_Excerpted records_
******************************

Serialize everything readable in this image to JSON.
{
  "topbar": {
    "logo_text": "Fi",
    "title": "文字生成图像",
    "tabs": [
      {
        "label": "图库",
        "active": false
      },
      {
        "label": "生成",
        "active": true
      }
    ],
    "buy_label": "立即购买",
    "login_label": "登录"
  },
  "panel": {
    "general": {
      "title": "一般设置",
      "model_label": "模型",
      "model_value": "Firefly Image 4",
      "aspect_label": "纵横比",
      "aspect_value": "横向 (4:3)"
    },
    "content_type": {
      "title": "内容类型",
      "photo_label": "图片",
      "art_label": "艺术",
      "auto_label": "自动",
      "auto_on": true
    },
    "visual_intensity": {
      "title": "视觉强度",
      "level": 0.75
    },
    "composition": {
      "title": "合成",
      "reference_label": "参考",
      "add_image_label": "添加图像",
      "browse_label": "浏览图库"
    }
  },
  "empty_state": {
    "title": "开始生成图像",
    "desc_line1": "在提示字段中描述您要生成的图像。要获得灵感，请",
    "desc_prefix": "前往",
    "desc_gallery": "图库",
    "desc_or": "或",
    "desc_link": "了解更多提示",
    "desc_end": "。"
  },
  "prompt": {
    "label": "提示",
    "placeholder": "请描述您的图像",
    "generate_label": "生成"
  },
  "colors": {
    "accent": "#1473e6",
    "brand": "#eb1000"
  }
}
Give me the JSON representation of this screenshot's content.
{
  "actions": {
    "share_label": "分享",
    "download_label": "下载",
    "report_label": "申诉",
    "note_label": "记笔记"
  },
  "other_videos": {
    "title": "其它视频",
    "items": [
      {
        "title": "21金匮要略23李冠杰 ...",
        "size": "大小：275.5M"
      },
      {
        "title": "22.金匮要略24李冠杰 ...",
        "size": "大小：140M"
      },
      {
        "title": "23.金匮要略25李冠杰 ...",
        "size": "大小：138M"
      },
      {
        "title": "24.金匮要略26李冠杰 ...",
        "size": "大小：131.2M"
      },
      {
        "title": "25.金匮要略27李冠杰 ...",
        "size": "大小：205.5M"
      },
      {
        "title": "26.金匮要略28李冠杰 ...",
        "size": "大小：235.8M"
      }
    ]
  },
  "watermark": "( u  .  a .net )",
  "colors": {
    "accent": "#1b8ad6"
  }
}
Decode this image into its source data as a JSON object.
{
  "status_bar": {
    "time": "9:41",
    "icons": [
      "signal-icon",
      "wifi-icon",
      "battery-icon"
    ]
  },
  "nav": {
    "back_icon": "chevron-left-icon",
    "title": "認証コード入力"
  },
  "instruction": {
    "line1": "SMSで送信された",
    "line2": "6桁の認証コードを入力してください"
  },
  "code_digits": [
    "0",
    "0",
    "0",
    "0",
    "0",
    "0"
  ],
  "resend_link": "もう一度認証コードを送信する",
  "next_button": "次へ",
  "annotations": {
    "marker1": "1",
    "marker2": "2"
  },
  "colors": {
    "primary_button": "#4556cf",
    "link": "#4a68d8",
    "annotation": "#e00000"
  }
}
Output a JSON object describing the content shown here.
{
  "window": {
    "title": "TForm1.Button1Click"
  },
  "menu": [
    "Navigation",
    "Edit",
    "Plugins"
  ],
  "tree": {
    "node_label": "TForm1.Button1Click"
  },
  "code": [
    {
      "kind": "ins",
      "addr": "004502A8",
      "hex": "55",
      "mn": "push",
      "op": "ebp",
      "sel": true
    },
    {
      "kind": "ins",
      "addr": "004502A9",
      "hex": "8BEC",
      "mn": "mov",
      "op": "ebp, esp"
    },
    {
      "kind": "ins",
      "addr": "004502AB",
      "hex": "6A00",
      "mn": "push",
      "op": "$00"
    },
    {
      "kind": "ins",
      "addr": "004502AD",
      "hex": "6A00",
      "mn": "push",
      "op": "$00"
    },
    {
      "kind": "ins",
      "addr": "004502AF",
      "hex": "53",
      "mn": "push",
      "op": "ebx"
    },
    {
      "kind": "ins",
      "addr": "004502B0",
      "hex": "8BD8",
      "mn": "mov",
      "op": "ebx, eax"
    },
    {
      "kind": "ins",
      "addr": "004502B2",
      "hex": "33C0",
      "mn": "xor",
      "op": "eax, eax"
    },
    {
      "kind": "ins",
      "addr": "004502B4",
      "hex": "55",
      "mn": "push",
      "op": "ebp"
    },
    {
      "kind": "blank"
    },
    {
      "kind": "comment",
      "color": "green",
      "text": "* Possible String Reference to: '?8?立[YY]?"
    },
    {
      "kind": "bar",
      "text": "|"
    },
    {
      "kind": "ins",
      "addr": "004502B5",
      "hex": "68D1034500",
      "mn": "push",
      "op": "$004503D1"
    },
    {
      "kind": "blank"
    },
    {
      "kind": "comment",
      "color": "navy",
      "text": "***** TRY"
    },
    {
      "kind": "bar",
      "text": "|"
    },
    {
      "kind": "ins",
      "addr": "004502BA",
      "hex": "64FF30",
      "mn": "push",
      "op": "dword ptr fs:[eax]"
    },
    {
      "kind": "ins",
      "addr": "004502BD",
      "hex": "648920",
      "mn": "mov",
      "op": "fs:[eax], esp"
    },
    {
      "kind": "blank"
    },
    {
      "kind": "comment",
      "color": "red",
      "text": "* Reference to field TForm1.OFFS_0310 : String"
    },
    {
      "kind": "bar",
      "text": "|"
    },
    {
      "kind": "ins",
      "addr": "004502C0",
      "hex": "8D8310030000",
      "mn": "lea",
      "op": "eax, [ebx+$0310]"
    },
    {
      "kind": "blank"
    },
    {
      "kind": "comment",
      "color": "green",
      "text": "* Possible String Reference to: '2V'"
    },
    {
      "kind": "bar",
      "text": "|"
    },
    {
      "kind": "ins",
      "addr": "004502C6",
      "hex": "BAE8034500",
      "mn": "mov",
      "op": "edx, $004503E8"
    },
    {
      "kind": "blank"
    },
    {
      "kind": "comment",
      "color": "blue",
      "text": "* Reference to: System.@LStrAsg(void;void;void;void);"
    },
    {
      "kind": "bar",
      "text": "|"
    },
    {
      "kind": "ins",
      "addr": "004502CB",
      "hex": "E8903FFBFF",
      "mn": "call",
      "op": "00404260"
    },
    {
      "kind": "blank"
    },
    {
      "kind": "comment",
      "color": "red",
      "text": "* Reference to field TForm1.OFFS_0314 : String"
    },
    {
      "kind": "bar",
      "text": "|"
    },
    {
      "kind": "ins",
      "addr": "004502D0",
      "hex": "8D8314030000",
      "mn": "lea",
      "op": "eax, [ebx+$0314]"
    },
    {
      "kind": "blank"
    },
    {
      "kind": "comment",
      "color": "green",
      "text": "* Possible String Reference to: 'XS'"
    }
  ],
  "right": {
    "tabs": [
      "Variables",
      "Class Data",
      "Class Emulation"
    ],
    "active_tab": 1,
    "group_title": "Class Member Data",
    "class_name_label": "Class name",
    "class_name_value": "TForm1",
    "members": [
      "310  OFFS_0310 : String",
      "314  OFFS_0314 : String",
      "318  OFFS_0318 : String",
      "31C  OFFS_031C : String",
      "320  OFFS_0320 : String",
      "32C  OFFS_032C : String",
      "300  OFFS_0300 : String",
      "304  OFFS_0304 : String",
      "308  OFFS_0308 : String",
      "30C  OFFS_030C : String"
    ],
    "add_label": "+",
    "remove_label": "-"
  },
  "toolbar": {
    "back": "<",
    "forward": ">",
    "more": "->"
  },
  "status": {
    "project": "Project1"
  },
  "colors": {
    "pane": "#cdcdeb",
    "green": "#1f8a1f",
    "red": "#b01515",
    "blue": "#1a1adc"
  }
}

******************************

_Written exercise_
Extract the listing in its entirety and repeat it exactly.

_Right answer_
Serialize everything readable in this image to JSON.
{
  "topbar": {
    "logo_text": "Fi",
    "title": "文字生成图像",
    "tabs": [
      {
        "label": "图库",
        "active": false
      },
      {
        "label": "生成",
        "active": true
      }
    ],
    "buy_label": "立即购买",
    "login_label": "登录"
  },
  "panel": {
    "general": {
      "title": "一般设置",
      "model_label": "模型",
      "model_value": "Firefly Image 4",
      "aspect_label": "纵横比",
      "aspect_value": "横向 (4:3)"
    },
    "content_type": {
      "title": "内容类型",
      "photo_label": "图片",
      "art_label": "艺术",
      "auto_label": "自动",
      "auto_on": true
    },
    "visual_intensity": {
      "title": "视觉强度",
      "level": 0.75
    },
    "composition": {
      "title": "合成",
      "reference_label": "参考",
      "add_image_label": "添加图像",
      "browse_label": "浏览图库"
    }
  },
  "empty_state": {
    "title": "开始生成图像",
    "desc_line1": "在提示字段中描述您要生成的图像。要获得灵感，请",
    "desc_prefix": "前往",
    "desc_gallery": "图库",
    "desc_or": "或",
    "desc_link": "了解更多提示",
    "desc_end": "。"
  },
  "prompt": {
    "label": "提示",
    "placeholder": "请描述您的图像",
    "generate_label": "生成"
  },
  "colors": {
    "accent": "#1473e6",
    "brand": "#eb1000"
  }
}
Give me the JSON representation of this screenshot's content.
{
  "actions": {
    "share_label": "分享",
    "download_label": "下载",
    "report_label": "申诉",
    "note_label": "记笔记"
  },
  "other_videos": {
    "title": "其它视频",
    "items": [
      {
        "title": "21金匮要略23李冠杰 ...",
        "size": "大小：275.5M"
      },
      {
        "title": "22.金匮要略24李冠杰 ...",
        "size": "大小：140M"
      },
      {
        "title": "23.金匮要略25李冠杰 ...",
        "size": "大小：138M"
      },
      {
        "title": "24.金匮要略26李冠杰 ...",
        "size": "大小：131.2M"
      },
      {
        "title": "25.金匮要略27李冠杰 ...",
        "size": "大小：205.5M"
      },
      {
        "title": "26.金匮要略28李冠杰 ...",
        "size": "大小：235.8M"
      }
    ]
  },
  "watermark": "( u  .  a .net )",
  "colors": {
    "accent": "#1b8ad6"
  }
}
Decode this image into its source data as a JSON object.
{
  "status_bar": {
    "time": "9:41",
    "icons": [
      "signal-icon",
      "wifi-icon",
      "battery-icon"
    ]
  },
  "nav": {
    "back_icon": "chevron-left-icon",
    "title": "認証コード入力"
  },
  "instruction": {
    "line1": "SMSで送信された",
    "line2": "6桁の認証コードを入力してください"
  },
  "code_digits": [
    "0",
    "0",
    "0",
    "0",
    "0",
    "0"
  ],
  "resend_link": "もう一度認証コードを送信する",
  "next_button": "次へ",
  "annotations": {
    "marker1": "1",
    "marker2": "2"
  },
  "colors": {
    "primary_button": "#4556cf",
    "link": "#4a68d8",
    "annotation": "#e00000"
  }
}
Output a JSON object describing the content shown here.
{
  "window": {
    "title": "TForm1.Button1Click"
  },
  "menu": [
    "Navigation",
    "Edit",
    "Plugins"
  ],
  "tree": {
    "node_label": "TForm1.Button1Click"
  },
  "code": [
    {
      "kind": "ins",
      "addr": "004502A8",
      "hex": "55",
      "mn": "push",
      "op": "ebp",
      "sel": true
    },
    {
      "kind": "ins",
      "addr": "004502A9",
      "hex": "8BEC",
      "mn": "mov",
      "op": "ebp, esp"
    },
    {
      "kind": "ins",
      "addr": "004502AB",
      "hex": "6A00",
      "mn": "push",
      "op": "$00"
    },
    {
      "kind": "ins",
      "addr": "004502AD",
      "hex": "6A00",
      "mn": "push",
      "op": "$00"
    },
    {
      "kind": "ins",
      "addr": "004502AF",
      "hex": "53",
      "mn": "push",
      "op": "ebx"
    },
    {
      "kind": "ins",
      "addr": "004502B0",
      "hex": "8BD8",
      "mn": "mov",
      "op": "ebx, eax"
    },
    {
      "kind": "ins",
      "addr": "004502B2",
      "hex": "33C0",
      "mn": "xor",
      "op": "eax, eax"
    },
    {
      "kind": "ins",
      "addr": "004502B4",
      "hex": "55",
      "mn": "push",
      "op": "ebp"
    },
    {
      "kind": "blank"
    },
    {
      "kind": "comment",
      "color": "green",
      "text": "* Possible String Reference to: '?8?立[YY]?"
    },
    {
      "kind": "bar",
      "text": "|"
    },
    {
      "kind": "ins",
      "addr": "004502B5",
      "hex": "68D1034500",
      "mn": "push",
      "op": "$004503D1"
    },
    {
      "kind": "blank"
    },
    {
      "kind": "comment",
      "color": "navy",
      "text": "***** TRY"
    },
    {
      "kind": "bar",
      "text": "|"
    },
    {
      "kind": "ins",
      "addr": "004502BA",
      "hex": "64FF30",
      "mn": "push",
      "op": "dword ptr fs:[eax]"
    },
    {
      "kind": "ins",
      "addr": "004502BD",
      "hex": "648920",
      "mn": "mov",
      "op": "fs:[eax], esp"
    },
    {
      "kind": "blank"
    },
    {
      "kind": "comment",
      "color": "red",
      "text": "* Reference to field TForm1.OFFS_0310 : String"
    },
    {
      "kind": "bar",
      "text": "|"
    },
    {
      "kind": "ins",
      "addr": "004502C0",
      "hex": "8D8310030000",
      "mn": "lea",
      "op": "eax, [ebx+$0310]"
    },
    {
      "kind": "blank"
    },
    {
      "kind": "comment",
      "color": "green",
      "text": "* Possible String Reference to: '2V'"
    },
    {
      "kind": "bar",
      "text": "|"
    },
    {
      "kind": "ins",
      "addr": "004502C6",
      "hex": "BAE8034500",
      "mn": "mov",
      "op": "edx, $004503E8"
    },
    {
      "kind": "blank"
    },
    {
      "kind": "comment",
      "color": "blue",
      "text": "* Reference to: System.@LStrAsg(void;void;void;void);"
    },
    {
      "kind": "bar",
      "text": "|"
    },
    {
      "kind": "ins",
      "addr": "004502CB",
      "hex": "E8903FFBFF",
      "mn": "call",
      "op": "00404260"
    },
    {
      "kind": "blank"
    },
    {
      "kind": "comment",
      "color": "red",
      "text": "* Reference to field TForm1.OFFS_0314 : String"
    },
    {
      "kind": "bar",
      "text": "|"
    },
    {
      "kind": "ins",
      "addr": "004502D0",
      "hex": "8D8314030000",
      "mn": "lea",
      "op": "eax, [ebx+$0314]"
    },
    {
      "kind": "blank"
    },
    {
      "kind": "comment",
      "color": "green",
      "text": "* Possible String Reference to: 'XS'"
    }
  ],
  "right": {
    "tabs": [
      "Variables",
      "Class Data",
      "Class Emulation"
    ],
    "active_tab": 1,
    "group_title": "Class Member Data",
    "class_name_label": "Class name",
    "class_name_value": "TForm1",
    "members": [
      "310  OFFS_0310 : String",
      "314  OFFS_0314 : String",
      "318  OFFS_0318 : String",
      "31C  OFFS_031C : String",
      "320  OFFS_0320 : String",
      "32C  OFFS_032C : String",
      "300  OFFS_0300 : String",
      "304  OFFS_0304 : String",
      "308  OFFS_0308 : String",
      "30C  OFFS_030C : String"
    ],
    "add_label": "+",
    "remove_label": "-"
  },
  "toolbar": {
    "back": "<",
    "forward": ">",
    "more": "->"
  },
  "status": {
    "project": "Project1"
  },
  "colors": {
    "pane": "#cdcdeb",
    "green": "#1f8a1f",
    "red": "#b01515",
    "blue": "#1a1adc"
  }
}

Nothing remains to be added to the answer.